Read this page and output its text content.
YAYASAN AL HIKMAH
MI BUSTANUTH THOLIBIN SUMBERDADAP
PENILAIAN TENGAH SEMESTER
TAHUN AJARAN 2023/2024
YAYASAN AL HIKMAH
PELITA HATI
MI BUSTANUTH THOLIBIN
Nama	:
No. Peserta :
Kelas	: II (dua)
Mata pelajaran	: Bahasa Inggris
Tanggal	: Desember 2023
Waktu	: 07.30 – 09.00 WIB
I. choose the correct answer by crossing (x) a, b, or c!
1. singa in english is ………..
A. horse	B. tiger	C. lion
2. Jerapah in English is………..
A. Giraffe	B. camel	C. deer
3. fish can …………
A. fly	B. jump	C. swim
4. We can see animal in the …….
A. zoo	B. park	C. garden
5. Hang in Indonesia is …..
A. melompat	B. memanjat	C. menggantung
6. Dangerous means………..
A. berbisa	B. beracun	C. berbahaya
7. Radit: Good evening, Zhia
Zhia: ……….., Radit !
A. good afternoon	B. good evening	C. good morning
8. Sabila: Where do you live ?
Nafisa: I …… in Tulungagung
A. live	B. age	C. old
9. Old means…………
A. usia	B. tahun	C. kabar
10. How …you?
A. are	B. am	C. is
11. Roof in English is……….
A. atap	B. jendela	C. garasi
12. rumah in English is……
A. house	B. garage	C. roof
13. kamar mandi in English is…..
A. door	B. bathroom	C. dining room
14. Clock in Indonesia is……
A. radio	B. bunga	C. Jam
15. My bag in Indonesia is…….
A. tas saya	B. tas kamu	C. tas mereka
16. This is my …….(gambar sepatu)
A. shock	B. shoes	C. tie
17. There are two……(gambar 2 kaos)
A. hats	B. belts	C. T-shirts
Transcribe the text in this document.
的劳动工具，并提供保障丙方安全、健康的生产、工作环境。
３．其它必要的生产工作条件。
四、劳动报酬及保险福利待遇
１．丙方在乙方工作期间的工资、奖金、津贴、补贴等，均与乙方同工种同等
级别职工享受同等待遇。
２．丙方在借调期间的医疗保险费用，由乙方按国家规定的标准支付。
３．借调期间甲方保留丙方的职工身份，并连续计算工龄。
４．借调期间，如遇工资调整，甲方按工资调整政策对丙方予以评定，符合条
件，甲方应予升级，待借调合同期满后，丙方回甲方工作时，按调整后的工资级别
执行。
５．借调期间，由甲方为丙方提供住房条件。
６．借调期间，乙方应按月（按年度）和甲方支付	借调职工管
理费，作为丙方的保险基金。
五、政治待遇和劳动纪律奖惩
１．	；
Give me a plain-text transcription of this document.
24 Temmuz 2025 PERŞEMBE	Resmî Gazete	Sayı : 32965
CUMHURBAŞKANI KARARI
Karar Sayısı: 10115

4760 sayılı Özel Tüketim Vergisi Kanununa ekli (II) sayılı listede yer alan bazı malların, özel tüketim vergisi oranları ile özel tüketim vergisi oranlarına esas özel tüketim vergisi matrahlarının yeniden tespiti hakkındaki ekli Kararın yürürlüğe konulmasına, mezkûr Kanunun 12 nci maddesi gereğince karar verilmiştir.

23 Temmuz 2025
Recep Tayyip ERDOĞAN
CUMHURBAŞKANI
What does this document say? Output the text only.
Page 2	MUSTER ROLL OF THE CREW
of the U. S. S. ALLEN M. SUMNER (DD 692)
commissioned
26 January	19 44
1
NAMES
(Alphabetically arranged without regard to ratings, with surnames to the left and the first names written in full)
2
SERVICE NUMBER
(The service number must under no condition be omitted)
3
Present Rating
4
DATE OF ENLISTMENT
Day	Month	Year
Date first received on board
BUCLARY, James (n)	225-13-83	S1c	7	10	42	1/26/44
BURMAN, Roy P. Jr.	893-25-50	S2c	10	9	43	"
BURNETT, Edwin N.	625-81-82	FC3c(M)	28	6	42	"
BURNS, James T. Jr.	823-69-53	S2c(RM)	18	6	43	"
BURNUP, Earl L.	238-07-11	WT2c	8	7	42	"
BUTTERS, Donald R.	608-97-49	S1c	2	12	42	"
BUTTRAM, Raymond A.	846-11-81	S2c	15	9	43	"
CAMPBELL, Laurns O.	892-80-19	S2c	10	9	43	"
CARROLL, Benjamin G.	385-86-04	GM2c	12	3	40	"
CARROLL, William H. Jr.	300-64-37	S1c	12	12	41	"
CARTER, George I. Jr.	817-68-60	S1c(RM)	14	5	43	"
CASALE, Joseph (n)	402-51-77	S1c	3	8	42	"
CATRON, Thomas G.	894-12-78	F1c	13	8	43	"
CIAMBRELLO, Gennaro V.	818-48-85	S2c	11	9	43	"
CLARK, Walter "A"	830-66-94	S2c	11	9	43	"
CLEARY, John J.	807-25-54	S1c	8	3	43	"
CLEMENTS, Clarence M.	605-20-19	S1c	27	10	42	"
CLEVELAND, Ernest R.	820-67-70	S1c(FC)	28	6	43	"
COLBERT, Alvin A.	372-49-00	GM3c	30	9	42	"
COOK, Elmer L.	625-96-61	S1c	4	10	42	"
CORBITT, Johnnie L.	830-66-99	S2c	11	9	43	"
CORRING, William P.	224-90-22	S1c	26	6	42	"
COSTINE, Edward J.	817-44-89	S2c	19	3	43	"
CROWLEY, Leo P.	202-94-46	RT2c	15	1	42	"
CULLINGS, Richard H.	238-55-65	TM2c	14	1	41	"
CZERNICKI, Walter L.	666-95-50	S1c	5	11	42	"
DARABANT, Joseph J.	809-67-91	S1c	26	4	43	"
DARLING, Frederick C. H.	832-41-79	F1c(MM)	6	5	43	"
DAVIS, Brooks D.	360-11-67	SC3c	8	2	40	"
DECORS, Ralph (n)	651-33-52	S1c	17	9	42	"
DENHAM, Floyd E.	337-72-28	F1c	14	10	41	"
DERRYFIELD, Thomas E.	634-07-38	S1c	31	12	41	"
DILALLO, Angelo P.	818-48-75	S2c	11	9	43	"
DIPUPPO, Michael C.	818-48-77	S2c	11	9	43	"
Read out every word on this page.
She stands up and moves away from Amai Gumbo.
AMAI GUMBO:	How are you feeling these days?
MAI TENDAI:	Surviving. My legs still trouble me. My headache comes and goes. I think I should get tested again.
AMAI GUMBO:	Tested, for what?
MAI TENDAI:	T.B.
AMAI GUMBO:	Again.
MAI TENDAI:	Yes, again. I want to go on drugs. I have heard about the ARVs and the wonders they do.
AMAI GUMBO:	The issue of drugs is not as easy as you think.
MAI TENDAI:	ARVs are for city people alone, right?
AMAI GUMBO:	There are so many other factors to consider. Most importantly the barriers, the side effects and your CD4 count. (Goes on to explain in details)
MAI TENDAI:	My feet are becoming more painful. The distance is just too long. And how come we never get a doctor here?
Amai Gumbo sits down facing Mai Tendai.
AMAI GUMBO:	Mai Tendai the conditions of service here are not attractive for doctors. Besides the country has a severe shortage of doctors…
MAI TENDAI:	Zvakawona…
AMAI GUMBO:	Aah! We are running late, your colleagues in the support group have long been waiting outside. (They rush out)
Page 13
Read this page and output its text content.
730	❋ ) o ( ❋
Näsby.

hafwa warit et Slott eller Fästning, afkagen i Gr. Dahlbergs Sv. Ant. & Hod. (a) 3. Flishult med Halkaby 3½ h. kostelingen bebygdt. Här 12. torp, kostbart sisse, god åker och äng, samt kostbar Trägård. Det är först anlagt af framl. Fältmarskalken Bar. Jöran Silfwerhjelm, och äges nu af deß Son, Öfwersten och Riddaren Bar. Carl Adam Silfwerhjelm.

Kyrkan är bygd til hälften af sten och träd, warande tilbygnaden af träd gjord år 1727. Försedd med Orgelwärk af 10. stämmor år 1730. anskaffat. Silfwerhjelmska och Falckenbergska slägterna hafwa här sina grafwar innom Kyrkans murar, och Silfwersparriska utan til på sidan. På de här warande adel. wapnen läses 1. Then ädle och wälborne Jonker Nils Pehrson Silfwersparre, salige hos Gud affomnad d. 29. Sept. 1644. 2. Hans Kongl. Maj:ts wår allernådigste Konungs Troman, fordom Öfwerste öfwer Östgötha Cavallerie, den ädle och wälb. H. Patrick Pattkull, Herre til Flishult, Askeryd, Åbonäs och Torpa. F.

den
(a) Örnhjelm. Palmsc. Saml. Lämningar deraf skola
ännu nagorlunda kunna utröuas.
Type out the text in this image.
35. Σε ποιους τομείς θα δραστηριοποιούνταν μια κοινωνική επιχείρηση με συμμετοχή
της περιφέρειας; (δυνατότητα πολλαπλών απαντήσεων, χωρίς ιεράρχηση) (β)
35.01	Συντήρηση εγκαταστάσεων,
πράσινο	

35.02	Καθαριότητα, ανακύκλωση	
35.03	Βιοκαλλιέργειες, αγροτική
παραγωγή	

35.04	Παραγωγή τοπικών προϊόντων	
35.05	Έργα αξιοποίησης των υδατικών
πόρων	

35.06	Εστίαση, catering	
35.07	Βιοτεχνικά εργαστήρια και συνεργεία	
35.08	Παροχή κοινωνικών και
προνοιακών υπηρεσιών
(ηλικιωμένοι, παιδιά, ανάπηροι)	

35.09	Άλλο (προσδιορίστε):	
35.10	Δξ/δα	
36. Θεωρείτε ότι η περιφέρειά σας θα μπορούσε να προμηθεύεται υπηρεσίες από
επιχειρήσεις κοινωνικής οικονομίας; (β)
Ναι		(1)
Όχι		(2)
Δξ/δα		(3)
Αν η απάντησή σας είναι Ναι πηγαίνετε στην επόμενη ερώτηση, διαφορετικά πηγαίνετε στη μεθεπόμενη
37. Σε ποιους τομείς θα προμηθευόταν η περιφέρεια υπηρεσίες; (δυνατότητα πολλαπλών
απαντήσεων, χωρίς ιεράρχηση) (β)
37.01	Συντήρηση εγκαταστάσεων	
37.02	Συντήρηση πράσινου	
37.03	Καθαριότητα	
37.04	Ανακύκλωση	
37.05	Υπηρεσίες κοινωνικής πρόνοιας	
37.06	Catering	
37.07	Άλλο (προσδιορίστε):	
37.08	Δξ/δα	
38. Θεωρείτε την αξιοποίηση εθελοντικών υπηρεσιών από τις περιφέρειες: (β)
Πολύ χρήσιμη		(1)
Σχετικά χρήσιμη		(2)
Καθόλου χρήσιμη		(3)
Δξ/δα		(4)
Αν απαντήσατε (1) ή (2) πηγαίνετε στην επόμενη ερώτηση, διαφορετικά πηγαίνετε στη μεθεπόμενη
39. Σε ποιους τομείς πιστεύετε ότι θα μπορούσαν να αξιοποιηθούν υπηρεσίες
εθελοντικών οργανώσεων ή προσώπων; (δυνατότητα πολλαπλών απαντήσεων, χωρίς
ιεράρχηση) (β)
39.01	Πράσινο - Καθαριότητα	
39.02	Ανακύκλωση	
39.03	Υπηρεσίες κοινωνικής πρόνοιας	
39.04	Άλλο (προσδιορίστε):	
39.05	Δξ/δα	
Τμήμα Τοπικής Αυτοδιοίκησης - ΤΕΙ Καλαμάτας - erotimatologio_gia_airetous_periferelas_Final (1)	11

THE PROBLEM |
From the entries above, copy every line that holds the word "first".

RESPONSE TO THE EXERCISE |
(Alphabetically arranged without regard to ratings, with surnames to the left and the first names written in full)
Date first received on board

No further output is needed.